##### PASSAGE GIVEN #####

Thanks. That helps to clarify things, though I still have a few more
questions/issues:
> From: Sarita Adve [mailto:sadve@cs.uiuc.edu]
>
> Ok, I classify this issue as write atomicity. In other
> words, when a write
> becomes visible to a processor, does it become visible to all
> processors at
> the same time? There are at least three options:
>
> (1) Yes, a write becomes visible to all processors at the same time.
> (2) A write can become visible to its own processor early, but becomes
> visible to all other processors at the same time.
> (3) A write can become visible to some other processors early.
>
> I believe your question is about whether we should permit option 3.
Are there cases in which option 2 gives you some useful properties that
option 3 doesn't?
I'm not sure that as a programmer the distinction between 2 and 3 matters.
Does it?
>
> The IA-64 model does not seem to permit option 3 for release
> and semaphore
> writes (I am tentative because their wording isn't formal,
> but all their
> examples show that it does not permit it). IA-64 does allow
> option (3) for
> other (non-release, non-semaphore) writes. For these "normal"

##### DATA FOR PROCESSING #####

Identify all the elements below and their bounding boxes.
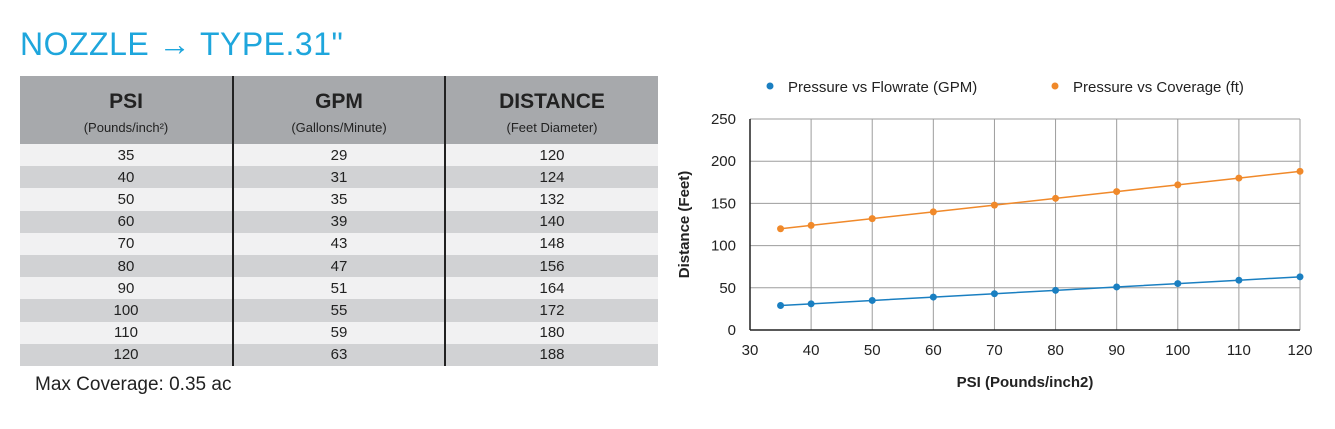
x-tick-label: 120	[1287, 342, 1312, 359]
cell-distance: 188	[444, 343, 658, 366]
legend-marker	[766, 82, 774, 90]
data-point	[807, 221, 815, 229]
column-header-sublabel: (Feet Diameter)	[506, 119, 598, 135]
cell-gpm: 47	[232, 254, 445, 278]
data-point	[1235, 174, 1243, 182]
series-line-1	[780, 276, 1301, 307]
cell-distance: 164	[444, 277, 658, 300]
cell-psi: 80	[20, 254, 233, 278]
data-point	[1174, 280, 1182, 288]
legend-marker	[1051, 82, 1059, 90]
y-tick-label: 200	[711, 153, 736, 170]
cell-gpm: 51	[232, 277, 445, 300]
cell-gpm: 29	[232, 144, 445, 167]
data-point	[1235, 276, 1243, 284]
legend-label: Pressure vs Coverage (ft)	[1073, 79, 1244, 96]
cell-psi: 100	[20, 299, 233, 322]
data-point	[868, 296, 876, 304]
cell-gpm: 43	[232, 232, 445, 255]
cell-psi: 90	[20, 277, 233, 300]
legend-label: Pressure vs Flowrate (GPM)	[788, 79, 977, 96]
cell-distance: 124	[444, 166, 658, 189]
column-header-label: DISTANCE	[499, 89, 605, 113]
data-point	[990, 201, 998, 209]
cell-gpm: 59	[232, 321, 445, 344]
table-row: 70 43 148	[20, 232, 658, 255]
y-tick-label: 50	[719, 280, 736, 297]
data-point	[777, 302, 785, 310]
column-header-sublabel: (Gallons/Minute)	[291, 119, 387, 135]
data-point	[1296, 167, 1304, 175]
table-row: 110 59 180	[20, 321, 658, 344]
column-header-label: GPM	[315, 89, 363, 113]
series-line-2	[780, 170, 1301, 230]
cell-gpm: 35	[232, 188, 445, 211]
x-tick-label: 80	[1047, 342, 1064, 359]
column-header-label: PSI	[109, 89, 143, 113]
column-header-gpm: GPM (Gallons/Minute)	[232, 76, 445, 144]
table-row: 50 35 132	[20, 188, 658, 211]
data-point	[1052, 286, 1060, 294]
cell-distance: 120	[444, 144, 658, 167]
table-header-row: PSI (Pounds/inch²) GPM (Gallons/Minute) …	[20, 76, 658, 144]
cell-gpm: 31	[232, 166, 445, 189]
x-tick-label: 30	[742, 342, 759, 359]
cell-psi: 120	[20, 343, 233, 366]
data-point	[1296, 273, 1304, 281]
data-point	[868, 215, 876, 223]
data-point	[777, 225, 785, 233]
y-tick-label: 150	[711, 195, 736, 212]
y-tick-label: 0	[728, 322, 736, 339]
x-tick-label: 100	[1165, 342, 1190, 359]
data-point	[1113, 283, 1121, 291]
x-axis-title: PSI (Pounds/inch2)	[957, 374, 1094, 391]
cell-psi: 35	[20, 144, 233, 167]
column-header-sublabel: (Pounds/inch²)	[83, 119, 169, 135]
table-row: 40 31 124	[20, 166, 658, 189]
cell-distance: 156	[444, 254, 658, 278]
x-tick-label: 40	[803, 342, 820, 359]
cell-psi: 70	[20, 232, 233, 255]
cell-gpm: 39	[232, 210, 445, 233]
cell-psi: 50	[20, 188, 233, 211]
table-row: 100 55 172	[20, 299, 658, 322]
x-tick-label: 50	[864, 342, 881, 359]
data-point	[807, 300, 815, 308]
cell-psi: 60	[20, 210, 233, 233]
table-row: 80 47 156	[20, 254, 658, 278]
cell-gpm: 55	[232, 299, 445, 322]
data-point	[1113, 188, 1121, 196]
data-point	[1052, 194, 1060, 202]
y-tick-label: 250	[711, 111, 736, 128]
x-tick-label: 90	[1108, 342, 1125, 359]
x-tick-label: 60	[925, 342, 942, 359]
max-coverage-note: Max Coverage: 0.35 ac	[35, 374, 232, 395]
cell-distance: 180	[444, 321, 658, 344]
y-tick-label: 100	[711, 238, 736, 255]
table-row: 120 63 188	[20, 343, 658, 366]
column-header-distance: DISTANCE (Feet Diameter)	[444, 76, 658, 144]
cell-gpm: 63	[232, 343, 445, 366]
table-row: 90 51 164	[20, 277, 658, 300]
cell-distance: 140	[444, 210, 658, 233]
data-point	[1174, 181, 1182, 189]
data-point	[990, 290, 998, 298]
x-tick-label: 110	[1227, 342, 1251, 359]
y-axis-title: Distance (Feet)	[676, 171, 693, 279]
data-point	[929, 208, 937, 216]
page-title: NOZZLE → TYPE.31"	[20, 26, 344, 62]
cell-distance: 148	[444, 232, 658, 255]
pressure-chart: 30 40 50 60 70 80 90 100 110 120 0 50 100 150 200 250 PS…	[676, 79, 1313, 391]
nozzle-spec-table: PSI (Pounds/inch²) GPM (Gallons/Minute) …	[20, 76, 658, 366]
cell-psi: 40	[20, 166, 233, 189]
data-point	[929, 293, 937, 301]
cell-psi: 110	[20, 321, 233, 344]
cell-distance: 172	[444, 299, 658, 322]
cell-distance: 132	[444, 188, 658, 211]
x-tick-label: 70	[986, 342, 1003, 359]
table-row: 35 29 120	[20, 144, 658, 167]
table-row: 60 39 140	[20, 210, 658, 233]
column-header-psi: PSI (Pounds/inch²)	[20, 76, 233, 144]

#####

▶ [REQUIRED TASK A]
Answer these questions about the write atomicity discussion:
(i) How many options for write atomicity does it list?
(ii) For which kinds of writes does the IA-64 model not seem to permit option 3?
(iii) Between which two options does the writer doubt that the distinction matters to a programmer?
▶ [REQUIRED TASK B] Quote the entries from the line containing "342, 1312, 359]" through the line containing "82, 1059, 90]", including both of those lines.
The write atomicity discussion and the entries have no connection to each other.

▶ [EXPECTED OUTPUT A]
(i) Three.
(ii) Release and semaphore writes.
(iii) Options 2 and 3.

▶ [EXPECTED OUTPUT B]
x-tick-label: 120	[1287, 342, 1312, 359]
cell-distance: 188	[444, 343, 658, 366]
legend-marker	[766, 82, 774, 90]
data-point	[807, 221, 815, 229]
column-header-sublabel: (Feet Diameter)	[506, 119, 598, 135]
cell-gpm: 47	[232, 254, 445, 278]
data-point	[1235, 174, 1243, 182]
series-line-1	[780, 276, 1301, 307]
cell-distance: 164	[444, 277, 658, 300]
cell-psi: 80	[20, 254, 233, 278]
data-point	[1174, 280, 1182, 288]
legend-marker	[1051, 82, 1059, 90]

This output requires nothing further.